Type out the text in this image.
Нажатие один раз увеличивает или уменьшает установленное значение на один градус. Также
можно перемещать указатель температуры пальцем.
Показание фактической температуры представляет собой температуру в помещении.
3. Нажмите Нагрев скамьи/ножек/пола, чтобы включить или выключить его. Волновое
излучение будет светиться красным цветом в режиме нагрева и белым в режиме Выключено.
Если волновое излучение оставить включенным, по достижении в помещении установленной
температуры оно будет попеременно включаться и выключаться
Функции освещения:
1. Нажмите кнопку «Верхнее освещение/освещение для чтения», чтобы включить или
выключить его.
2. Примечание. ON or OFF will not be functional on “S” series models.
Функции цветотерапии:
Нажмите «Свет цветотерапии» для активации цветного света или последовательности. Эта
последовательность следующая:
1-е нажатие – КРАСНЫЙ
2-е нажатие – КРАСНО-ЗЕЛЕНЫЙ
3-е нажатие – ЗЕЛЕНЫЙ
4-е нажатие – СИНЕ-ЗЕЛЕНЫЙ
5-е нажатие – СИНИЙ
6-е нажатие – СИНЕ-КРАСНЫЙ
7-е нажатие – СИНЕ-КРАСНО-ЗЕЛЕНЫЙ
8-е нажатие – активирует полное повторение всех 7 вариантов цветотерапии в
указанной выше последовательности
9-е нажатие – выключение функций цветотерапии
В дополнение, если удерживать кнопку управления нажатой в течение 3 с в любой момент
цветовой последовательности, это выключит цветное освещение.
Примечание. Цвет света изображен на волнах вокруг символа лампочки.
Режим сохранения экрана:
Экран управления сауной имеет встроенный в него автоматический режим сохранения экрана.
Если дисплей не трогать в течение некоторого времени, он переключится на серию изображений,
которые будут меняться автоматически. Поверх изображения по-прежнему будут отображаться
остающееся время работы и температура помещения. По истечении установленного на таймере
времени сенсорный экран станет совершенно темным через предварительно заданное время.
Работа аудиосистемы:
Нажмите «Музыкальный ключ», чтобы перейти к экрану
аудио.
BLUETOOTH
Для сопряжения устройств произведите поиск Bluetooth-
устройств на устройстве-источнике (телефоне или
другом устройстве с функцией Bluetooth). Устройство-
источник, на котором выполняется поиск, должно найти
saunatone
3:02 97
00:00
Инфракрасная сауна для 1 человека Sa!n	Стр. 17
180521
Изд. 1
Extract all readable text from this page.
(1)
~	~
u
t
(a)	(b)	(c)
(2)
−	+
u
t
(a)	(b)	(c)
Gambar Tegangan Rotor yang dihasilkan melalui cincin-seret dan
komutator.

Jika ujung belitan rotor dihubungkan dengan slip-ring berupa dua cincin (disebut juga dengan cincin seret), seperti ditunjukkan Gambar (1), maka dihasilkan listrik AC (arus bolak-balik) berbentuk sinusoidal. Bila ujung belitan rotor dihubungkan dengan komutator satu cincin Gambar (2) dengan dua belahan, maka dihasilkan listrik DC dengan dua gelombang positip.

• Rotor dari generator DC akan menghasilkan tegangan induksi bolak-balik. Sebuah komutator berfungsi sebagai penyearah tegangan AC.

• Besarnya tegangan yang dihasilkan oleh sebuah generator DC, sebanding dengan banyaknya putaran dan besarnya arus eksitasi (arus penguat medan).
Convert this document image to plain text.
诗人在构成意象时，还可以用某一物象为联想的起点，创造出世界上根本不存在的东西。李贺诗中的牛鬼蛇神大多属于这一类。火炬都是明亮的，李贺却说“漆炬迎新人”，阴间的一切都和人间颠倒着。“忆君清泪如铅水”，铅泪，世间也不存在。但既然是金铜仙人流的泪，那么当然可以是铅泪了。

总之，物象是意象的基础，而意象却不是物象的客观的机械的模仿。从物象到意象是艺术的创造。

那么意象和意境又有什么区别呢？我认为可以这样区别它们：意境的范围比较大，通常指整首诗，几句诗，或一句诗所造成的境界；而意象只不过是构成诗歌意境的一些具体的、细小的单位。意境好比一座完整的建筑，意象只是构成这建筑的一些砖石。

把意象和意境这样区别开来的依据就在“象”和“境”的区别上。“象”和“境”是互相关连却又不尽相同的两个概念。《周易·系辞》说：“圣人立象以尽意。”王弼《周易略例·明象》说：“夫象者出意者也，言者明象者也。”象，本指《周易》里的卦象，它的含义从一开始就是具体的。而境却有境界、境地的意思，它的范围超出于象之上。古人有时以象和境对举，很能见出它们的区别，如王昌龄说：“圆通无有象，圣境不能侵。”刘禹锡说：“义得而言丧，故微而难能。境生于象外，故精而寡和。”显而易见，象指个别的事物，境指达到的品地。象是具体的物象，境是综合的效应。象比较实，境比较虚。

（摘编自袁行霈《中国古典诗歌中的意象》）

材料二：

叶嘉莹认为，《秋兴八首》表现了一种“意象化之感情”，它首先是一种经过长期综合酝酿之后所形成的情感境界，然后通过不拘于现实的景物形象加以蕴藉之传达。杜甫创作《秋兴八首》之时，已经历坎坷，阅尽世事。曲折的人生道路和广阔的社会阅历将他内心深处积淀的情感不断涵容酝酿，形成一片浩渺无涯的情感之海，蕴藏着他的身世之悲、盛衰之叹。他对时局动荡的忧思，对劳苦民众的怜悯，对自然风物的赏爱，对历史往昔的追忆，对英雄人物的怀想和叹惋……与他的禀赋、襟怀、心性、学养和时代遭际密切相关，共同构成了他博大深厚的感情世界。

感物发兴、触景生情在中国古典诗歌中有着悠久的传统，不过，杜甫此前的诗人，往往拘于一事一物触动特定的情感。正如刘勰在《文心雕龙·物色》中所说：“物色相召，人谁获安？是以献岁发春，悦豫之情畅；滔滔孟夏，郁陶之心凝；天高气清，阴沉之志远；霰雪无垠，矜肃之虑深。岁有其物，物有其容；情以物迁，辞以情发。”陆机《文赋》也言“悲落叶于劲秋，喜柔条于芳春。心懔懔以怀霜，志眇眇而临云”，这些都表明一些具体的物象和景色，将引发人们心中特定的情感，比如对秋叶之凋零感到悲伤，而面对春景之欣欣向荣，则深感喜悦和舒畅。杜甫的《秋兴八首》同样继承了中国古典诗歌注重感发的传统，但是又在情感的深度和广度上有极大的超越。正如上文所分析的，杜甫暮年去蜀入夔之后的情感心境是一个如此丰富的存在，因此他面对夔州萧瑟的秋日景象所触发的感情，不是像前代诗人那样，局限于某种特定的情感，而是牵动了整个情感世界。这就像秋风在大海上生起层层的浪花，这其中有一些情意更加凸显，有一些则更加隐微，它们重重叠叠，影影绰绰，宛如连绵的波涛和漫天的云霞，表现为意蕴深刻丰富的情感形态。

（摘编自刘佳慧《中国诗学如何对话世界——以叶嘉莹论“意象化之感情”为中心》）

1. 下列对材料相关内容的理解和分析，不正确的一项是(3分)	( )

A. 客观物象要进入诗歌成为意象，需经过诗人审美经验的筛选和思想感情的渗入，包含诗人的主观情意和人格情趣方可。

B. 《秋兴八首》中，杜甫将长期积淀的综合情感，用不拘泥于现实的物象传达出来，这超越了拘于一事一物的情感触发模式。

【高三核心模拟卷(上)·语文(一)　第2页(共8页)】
================================
Work to be completed: In the entries above, find every line with the word "balik" and list it.

Answer for the task:
Jika ujung belitan rotor dihubungkan dengan slip-ring berupa dua cincin (disebut juga dengan cincin seret), seperti ditunjukkan Gambar (1), maka dihasilkan listrik AC (arus bolak-balik) berbentuk sinusoidal. Bila ujung belitan rotor dihubungkan dengan komutator satu cincin Gambar (2) dengan dua belahan, maka dihasilkan listrik DC dengan dua gelombang positip.
• Rotor dari generator DC akan menghasilkan tegangan induksi bolak-balik. Sebuah komutator berfungsi sebagai penyearah tegangan AC.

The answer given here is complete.